Welcome back to my study/review of 1 Corinthians. If you missed the previous parts of this study, you can find them HERE.
1 Corinthians 9:8-14
Do I say these things on human authority? Does not the Law say the same? 9 For it is written in the Law of Moses, “You shall not muzzle an ox when it treads out the grain.” Is it for oxen that God is concerned? 10 Does he not certainly speak for our sake? It was written for our sake, because the plowman should plow in hope and the thresher thresh in hope of sharing in the crop. 11 If we have sown spiritual things among you, is it too much if we reap material things from you? 12 If others share this rightful claim on you, do not we even more?
Nevertheless, we have not made use of this right, but we endure anything rather than put an obstacle in the way of the gospel of Christ. 13 Do you not know that those who are employed in the temple service get their food from the temple, and those who serve at the altar share in the sacrificial offerings? 14 In the same way, the Lord commanded that those who proclaim the gospel should get their living by the gospel.
Paul gives an argument for his right to receive reimbursement, for his work on behalf of the Church, then after making a good case he explains why he is not taking advantage of this right. This is a continuation of his argument for the freedom to eat meat offered to idols, but his decision not to do so (the argument he made in Chapter 8.) The point is that the freedom to do a thing does not make it the right thing to do in all circumstances. We’ll look at the note from The Pulpit Commentaries at verse 8:
Say I these things as a man? Am I relying exclusively on mere human analogies? The same phrase occurs in Romans 3:5; Galatians 3:13. Saith not the Law. The verbs used for “say” (λαλῶ) and “saith” (λέγει) are different: “Do I speak [general word] these things as a man? or saith [a more dignified word] not the Law,” etc.?

(RAW RECORDS)
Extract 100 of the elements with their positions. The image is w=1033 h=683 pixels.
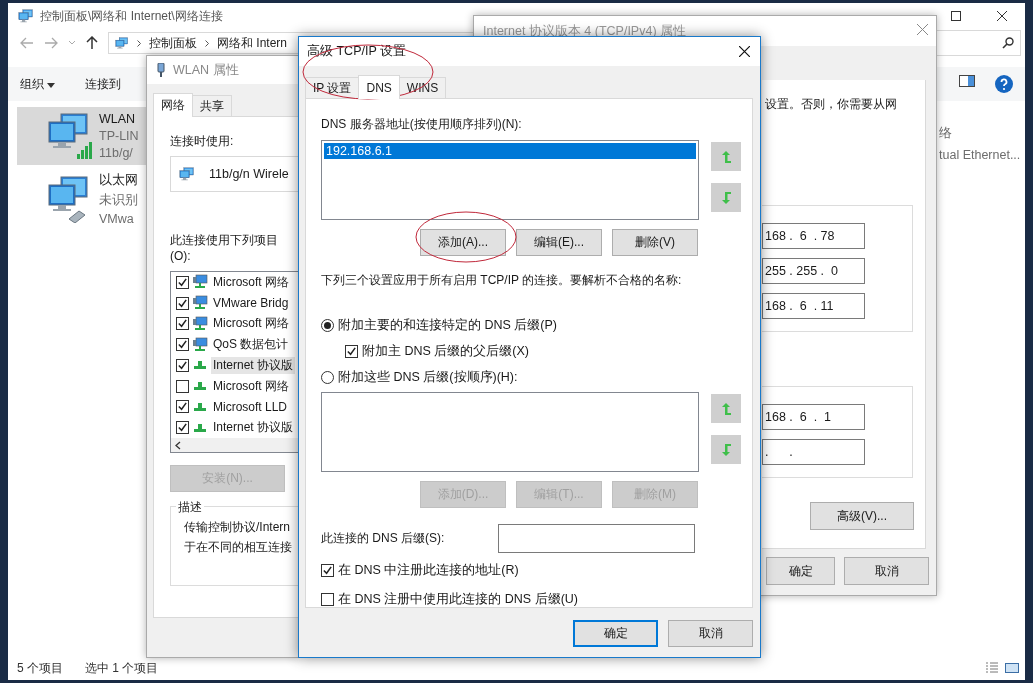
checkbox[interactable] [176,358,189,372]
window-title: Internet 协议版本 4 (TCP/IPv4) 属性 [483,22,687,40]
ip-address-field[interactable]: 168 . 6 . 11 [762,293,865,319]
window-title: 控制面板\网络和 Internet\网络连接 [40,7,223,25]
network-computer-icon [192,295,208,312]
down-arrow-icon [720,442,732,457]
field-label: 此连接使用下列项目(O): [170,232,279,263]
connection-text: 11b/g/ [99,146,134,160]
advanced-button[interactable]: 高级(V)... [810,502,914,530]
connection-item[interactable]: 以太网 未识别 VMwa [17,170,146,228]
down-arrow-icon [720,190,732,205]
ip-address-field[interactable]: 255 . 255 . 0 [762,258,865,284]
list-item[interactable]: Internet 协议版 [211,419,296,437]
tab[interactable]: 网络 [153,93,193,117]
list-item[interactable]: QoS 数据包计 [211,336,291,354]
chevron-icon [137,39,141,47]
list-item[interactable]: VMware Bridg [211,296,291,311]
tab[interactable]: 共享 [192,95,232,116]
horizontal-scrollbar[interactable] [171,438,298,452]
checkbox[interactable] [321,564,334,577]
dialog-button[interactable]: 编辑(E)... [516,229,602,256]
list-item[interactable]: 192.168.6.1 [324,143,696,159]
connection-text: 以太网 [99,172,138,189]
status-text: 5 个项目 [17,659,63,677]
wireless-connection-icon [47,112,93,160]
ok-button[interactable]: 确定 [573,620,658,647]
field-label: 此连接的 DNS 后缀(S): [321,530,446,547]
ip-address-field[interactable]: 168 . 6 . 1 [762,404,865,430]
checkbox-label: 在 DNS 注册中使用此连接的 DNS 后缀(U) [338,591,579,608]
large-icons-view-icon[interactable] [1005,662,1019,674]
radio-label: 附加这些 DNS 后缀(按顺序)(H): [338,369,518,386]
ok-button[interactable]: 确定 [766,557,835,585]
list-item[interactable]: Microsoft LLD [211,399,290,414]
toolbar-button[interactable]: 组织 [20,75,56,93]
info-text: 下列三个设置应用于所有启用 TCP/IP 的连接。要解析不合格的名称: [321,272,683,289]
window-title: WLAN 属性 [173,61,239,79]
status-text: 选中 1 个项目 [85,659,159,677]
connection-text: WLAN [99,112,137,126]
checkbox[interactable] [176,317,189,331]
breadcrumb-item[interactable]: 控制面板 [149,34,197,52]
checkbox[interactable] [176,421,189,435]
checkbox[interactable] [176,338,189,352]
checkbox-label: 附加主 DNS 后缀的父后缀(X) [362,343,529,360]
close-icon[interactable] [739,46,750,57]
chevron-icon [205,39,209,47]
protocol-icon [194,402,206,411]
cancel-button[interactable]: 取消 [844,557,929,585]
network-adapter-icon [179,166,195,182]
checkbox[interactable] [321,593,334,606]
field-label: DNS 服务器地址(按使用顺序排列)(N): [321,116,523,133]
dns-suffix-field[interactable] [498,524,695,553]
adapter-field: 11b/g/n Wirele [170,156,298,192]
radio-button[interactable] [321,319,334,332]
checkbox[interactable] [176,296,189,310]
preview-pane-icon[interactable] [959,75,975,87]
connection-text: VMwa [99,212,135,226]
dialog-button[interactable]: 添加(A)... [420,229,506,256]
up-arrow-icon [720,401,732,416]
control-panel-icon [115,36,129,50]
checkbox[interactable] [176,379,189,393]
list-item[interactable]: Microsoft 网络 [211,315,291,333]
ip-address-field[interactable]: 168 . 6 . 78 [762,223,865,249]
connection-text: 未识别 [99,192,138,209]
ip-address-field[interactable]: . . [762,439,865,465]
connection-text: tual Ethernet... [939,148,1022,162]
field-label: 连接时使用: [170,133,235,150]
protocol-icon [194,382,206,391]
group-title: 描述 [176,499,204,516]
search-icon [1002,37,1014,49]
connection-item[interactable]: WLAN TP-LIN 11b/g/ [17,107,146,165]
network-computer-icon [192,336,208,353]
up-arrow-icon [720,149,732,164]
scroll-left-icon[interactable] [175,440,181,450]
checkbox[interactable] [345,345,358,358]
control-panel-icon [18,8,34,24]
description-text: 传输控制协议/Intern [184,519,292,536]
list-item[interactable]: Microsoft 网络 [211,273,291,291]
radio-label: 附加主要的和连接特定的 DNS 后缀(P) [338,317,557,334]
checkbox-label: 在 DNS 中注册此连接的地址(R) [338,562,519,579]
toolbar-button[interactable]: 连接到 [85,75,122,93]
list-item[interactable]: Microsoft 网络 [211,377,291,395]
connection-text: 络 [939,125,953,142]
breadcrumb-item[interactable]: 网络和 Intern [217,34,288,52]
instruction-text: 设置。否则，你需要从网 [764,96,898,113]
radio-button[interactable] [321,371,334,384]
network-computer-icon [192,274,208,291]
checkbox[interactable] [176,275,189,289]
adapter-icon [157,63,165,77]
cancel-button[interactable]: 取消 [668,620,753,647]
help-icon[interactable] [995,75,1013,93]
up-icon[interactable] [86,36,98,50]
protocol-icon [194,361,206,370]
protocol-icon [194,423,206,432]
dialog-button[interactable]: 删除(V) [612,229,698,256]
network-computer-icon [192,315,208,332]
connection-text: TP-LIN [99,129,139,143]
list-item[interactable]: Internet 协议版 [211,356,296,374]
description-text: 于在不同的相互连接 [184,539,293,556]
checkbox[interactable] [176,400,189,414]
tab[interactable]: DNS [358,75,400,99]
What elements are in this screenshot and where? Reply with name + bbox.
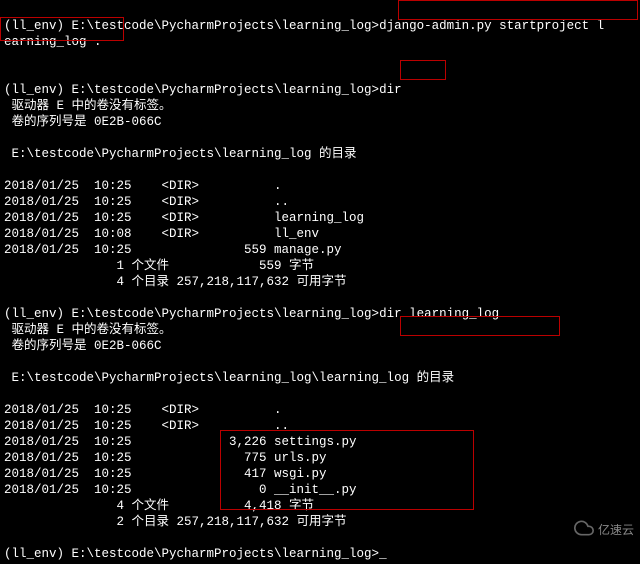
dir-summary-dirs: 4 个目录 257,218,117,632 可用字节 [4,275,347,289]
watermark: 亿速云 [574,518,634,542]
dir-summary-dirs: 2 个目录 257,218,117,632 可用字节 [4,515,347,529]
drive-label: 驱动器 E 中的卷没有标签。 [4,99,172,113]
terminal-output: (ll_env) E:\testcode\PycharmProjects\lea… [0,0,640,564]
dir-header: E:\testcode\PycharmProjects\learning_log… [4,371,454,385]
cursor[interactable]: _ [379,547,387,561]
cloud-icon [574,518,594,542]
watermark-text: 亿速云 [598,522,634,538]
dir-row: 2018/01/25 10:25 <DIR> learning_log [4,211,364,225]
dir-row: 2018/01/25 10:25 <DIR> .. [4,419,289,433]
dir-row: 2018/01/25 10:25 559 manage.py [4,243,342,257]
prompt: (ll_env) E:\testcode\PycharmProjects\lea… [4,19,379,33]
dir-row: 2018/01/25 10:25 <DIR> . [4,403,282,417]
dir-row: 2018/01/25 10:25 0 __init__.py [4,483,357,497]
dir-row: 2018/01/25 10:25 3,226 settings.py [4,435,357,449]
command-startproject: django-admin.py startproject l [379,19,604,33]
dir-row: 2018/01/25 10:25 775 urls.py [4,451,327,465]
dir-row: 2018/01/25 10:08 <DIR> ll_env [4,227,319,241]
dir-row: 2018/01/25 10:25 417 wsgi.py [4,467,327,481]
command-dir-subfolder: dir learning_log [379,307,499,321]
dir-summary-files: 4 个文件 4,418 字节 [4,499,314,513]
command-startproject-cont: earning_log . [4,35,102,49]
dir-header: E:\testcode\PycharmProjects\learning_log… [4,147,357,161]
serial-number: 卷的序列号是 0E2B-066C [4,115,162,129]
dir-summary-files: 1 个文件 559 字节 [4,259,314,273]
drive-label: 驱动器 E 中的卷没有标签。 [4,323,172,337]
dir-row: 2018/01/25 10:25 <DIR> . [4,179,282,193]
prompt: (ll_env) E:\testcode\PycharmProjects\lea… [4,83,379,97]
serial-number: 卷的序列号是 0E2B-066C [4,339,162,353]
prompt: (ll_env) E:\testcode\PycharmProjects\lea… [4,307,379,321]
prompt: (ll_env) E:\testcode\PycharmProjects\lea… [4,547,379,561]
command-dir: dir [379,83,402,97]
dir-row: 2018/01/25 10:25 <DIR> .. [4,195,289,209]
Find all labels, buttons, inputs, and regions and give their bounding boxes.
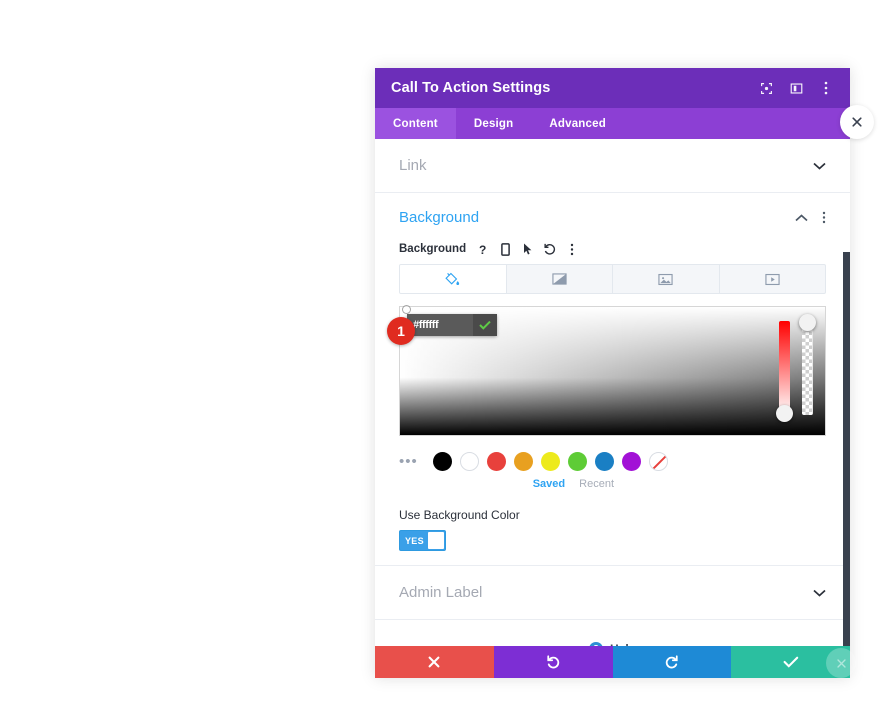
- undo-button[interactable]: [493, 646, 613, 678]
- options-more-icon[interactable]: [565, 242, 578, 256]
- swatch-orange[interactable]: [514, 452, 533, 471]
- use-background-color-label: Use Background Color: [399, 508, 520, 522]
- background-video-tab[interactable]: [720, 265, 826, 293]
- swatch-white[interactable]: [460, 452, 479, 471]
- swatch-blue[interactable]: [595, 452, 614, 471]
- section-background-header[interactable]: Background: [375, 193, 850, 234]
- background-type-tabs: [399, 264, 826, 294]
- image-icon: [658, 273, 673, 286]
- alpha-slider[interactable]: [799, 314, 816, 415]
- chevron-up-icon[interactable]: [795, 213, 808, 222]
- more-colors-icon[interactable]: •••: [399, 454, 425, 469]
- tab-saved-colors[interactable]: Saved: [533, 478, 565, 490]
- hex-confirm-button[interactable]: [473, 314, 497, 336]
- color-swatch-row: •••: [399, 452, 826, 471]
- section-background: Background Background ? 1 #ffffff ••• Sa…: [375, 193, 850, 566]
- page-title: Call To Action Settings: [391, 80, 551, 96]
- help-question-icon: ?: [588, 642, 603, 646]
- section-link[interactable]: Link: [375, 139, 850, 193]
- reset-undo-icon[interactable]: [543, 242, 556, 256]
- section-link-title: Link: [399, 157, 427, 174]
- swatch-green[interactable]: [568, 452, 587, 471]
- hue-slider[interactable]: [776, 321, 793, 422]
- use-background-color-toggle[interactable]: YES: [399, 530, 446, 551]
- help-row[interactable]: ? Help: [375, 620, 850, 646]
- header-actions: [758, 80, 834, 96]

(PROBLEM REQUIREMENTS)
Extend the Bible study on 1 Corinthians 9:8-14, starting right after its final sentence.

(RESULT OF THE EXERCISE)
In the Law of Moses (Deuteronomy 25:4). He uses the same argument again in 1 Timothy 5:19. The mouth of the ox that treadeth out the corn; rather, an ox while treading out the corn. The flail was not unknown, but a common mode of threshing was to let oxen tread the corn on the threshing floor. Doth God take care for oxen? Certainly he does; and St. Paul can hardly mean to imply that he does not, seeing that tenderness for the brute creation is a distinguishing characteristic of the Mosaic legislation (Exodus 23:1-33. Exodus 23:12, Exodus 23:19; Deuteronomy 22:6, Deuteronomy 22:7, Deuteronomy 22:10, etc.). If St. Paul had failed to perceive this truth, he must have learnt it at least from Psalms 145:15, Psalms 145:16; John 4:11. Even the Greeks showed by their proverb that they could pity the hunger of the poor beasts of burden starving in the midst of plenty. It is, however, a tendency of all Semitic idiom verbally to exclude or negative the inferior alternative. St. Paul did not intend to say, “God has no care for oxen;” for he knew that “his tender mercies are over all his works:” he only meant in Semitic fashion to say that the precept was much more important in its human application; and herein he consciously or unconsciously adopts the tone of Philo’s comment on the same passage (‘De Victim Offerentibus,’ § 1), that, for present purposes, oxen might be left out of account. The rabbinic Midrash, which gave this turn to the passage, was happier and wiser than most specimens of their exegesis. St. Paul sets the typico allegorical interpretation above the literal in this instance, because he regards it as the more important. It is a specimen of the common Jewish exegetic method of a fortiori or minori ad magus. Luther’s curious comment is: “God cares for all things; but he does not care that anything should be written for oxen, because they cannot read”!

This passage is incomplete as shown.